* [DATA LISTING]
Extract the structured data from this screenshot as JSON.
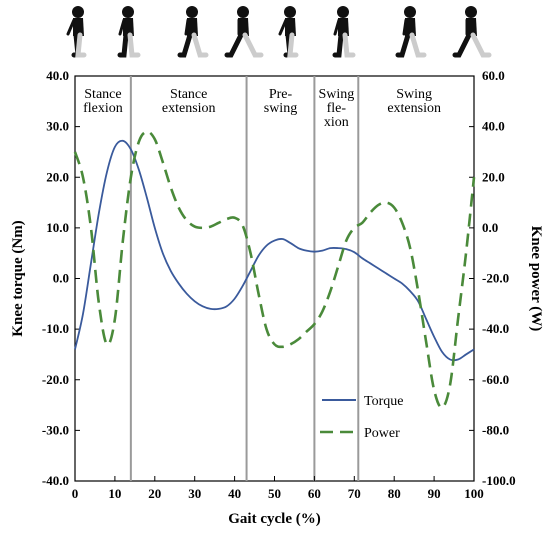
{
  "chart_data": {
    "type": "line",
    "xlabel": "Gait cycle (%)",
    "ylabel_left": "Knee torque (Nm)",
    "ylabel_right": "Knee  power (W)",
    "xlim": [
      0,
      100
    ],
    "ylim_left": [
      -40,
      40
    ],
    "ylim_right": [
      -100,
      60
    ],
    "xticks": [
      0,
      10,
      20,
      30,
      40,
      50,
      60,
      70,
      80,
      90,
      100
    ],
    "xtick_labels": [
      "0",
      "10",
      "20",
      "30",
      "40",
      "50",
      "60",
      "70",
      "80",
      "90",
      "100"
    ],
    "yticks_left": [
      -40,
      -30,
      -20,
      -10,
      0,
      10,
      20,
      30,
      40
    ],
    "ytick_labels_left": [
      "-40.0",
      "-30.0",
      "-20.0",
      "-10.0",
      "0.0",
      "10.0",
      "20.0",
      "30.0",
      "40.0"
    ],
    "yticks_right": [
      -100,
      -80,
      -60,
      -40,
      -20,
      0,
      20,
      40,
      60
    ],
    "ytick_labels_right": [
      "-100.0",
      "-80.0",
      "-60.0",
      "-40.0",
      "-20.0",
      "0.0",
      "20.0",
      "40.0",
      "60.0"
    ],
    "grid": false,
    "legend": "bottom-right",
    "phase_boundaries": [
      14,
      43,
      60,
      71
    ],
    "phases": [
      {
        "label_lines": [
          "Stance",
          "flexion"
        ],
        "center": 7
      },
      {
        "label_lines": [
          "Stance",
          "extension"
        ],
        "center": 28.5
      },
      {
        "label_lines": [
          "Pre-",
          "swing"
        ],
        "center": 51.5
      },
      {
        "label_lines": [
          "Swing",
          "fle-",
          "xion"
        ],
        "center": 65.5
      },
      {
        "label_lines": [
          "Swing",
          "extension"
        ],
        "center": 85
      }
    ],
    "series": [
      {
        "name": "Torque",
        "axis": "left",
        "color": "#3a5a9c",
        "style": "solid",
        "x": [
          0,
          2,
          4,
          6,
          8,
          10,
          12,
          14,
          16,
          18,
          20,
          22,
          24,
          26,
          28,
          30,
          32,
          34,
          36,
          38,
          40,
          42,
          44,
          46,
          48,
          50,
          52,
          54,
          56,
          58,
          60,
          62,
          64,
          66,
          68,
          70,
          72,
          74,
          76,
          78,
          80,
          82,
          84,
          86,
          88,
          90,
          92,
          94,
          96,
          98,
          100
        ],
        "y": [
          -14,
          -7,
          3,
          13,
          21,
          26,
          27.2,
          25.5,
          21.5,
          16,
          10,
          5,
          1.5,
          -1,
          -3,
          -4.5,
          -5.5,
          -6,
          -6,
          -5.5,
          -4,
          -1.5,
          1.5,
          4.5,
          6.5,
          7.5,
          7.8,
          7,
          6,
          5.5,
          5.3,
          5.5,
          6,
          6,
          5.8,
          5.2,
          4,
          3,
          2,
          1,
          0,
          -1,
          -2.5,
          -4.5,
          -8,
          -11.5,
          -14.5,
          -16,
          -16,
          -15,
          -14
        ]
      },
      {
        "name": "Power",
        "axis": "right",
        "color": "#4a8a3a",
        "style": "dashed",
        "x": [
          0,
          2,
          4,
          6,
          8,
          10,
          12,
          14,
          16,
          18,
          20,
          22,
          24,
          26,
          28,
          30,
          32,
          34,
          36,
          38,
          40,
          42,
          44,
          46,
          48,
          50,
          52,
          54,
          56,
          58,
          60,
          62,
          64,
          66,
          68,
          70,
          72,
          74,
          76,
          78,
          80,
          82,
          84,
          86,
          88,
          90,
          92,
          94,
          96,
          98,
          100
        ],
        "y": [
          30,
          20,
          0,
          -30,
          -46,
          -36,
          -5,
          20,
          34,
          38,
          35,
          26,
          16,
          8,
          3,
          0.5,
          0,
          0.5,
          2,
          3.5,
          4,
          1,
          -10,
          -26,
          -40,
          -46,
          -47,
          -46,
          -44,
          -41,
          -38,
          -33,
          -25,
          -15,
          -5,
          0,
          2,
          6,
          9,
          10,
          8,
          2,
          -8,
          -25,
          -45,
          -64,
          -71,
          -62,
          -36,
          -10,
          20
        ]
      }
    ]
  }
}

* [AIM] Your task is to reproduce all of the material exactly. The pictures stay out.

* [EXERCISE ANSWER]
Extract the structured data from this screenshot as JSON.
{
  "chart_data": {
    "type": "line",
    "xlabel": "Gait cycle (%)",
    "ylabel_left": "Knee torque (Nm)",
    "ylabel_right": "Knee  power (W)",
    "xlim": [
      0,
      100
    ],
    "ylim_left": [
      -40,
      40
    ],
    "ylim_right": [
      -100,
      60
    ],
    "xticks": [
      0,
      10,
      20,
      30,
      40,
      50,
      60,
      70,
      80,
      90,
      100
    ],
    "xtick_labels": [
      "0",
      "10",
      "20",
      "30",
      "40",
      "50",
      "60",
      "70",
      "80",
      "90",
      "100"
    ],
    "yticks_left": [
      -40,
      -30,
      -20,
      -10,
      0,
      10,
      20,
      30,
      40
    ],
    "ytick_labels_left": [
      "-40.0",
      "-30.0",
      "-20.0",
      "-10.0",
      "0.0",
      "10.0",
      "20.0",
      "30.0",
      "40.0"
    ],
    "yticks_right": [
      -100,
      -80,
      -60,
      -40,
      -20,
      0,
      20,
      40,
      60
    ],
    "ytick_labels_right": [
      "-100.0",
      "-80.0",
      "-60.0",
      "-40.0",
      "-20.0",
      "0.0",
      "20.0",
      "40.0",
      "60.0"
    ],
    "grid": false,
    "legend": "bottom-right",
    "phase_boundaries": [
      14,
      43,
      60,
      71
    ],
    "phases": [
      {
        "label_lines": [
          "Stance",
          "flexion"
        ],
        "center": 7
      },
      {
        "label_lines": [
          "Stance",
          "extension"
        ],
        "center": 28.5
      },
      {
        "label_lines": [
          "Pre-",
          "swing"
        ],
        "center": 51.5
      },
      {
        "label_lines": [
          "Swing",
          "fle-",
          "xion"
        ],
        "center": 65.5
      },
      {
        "label_lines": [
          "Swing",
          "extension"
        ],
        "center": 85
      }
    ],
    "series": [
      {
        "name": "Torque",
        "axis": "left",
        "color": "#3a5a9c",
        "style": "solid",
        "x": [
          0,
          2,
          4,
          6,
          8,
          10,
          12,
          14,
          16,
          18,
          20,
          22,
          24,
          26,
          28,
          30,
          32,
          34,
          36,
          38,
          40,
          42,
          44,
          46,
          48,
          50,
          52,
          54,
          56,
          58,
          60,
          62,
          64,
          66,
          68,
          70,
          72,
          74,
          76,
          78,
          80,
          82,
          84,
          86,
          88,
          90,
          92,
          94,
          96,
          98,
          100
        ],
        "y": [
          -14,
          -7,
          3,
          13,
          21,
          26,
          27.2,
          25.5,
          21.5,
          16,
          10,
          5,
          1.5,
          -1,
          -3,
          -4.5,
          -5.5,
          -6,
          -6,
          -5.5,
          -4,
          -1.5,
          1.5,
          4.5,
          6.5,
          7.5,
          7.8,
          7,
          6,
          5.5,
          5.3,
          5.5,
          6,
          6,
          5.8,
          5.2,
          4,
          3,
          2,
          1,
          0,
          -1,
          -2.5,
          -4.5,
          -8,
          -11.5,
          -14.5,
          -16,
          -16,
          -15,
          -14
        ]
      },
      {
        "name": "Power",
        "axis": "right",
        "color": "#4a8a3a",
        "style": "dashed",
        "x": [
          0,
          2,
          4,
          6,
          8,
          10,
          12,
          14,
          16,
          18,
          20,
          22,
          24,
          26,
          28,
          30,
          32,
          34,
          36,
          38,
          40,
          42,
          44,
          46,
          48,
          50,
          52,
          54,
          56,
          58,
          60,
          62,
          64,
          66,
          68,
          70,
          72,
          74,
          76,
          78,
          80,
          82,
          84,
          86,
          88,
          90,
          92,
          94,
          96,
          98,
          100
        ],
        "y": [
          30,
          20,
          0,
          -30,
          -46,
          -36,
          -5,
          20,
          34,
          38,
          35,
          26,
          16,
          8,
          3,
          0.5,
          0,
          0.5,
          2,
          3.5,
          4,
          1,
          -10,
          -26,
          -40,
          -46,
          -47,
          -46,
          -44,
          -41,
          -38,
          -33,
          -25,
          -15,
          -5,
          0,
          2,
          6,
          9,
          10,
          8,
          2,
          -8,
          -25,
          -45,
          -64,
          -71,
          -62,
          -36,
          -10,
          20
        ]
      }
    ]
  }
}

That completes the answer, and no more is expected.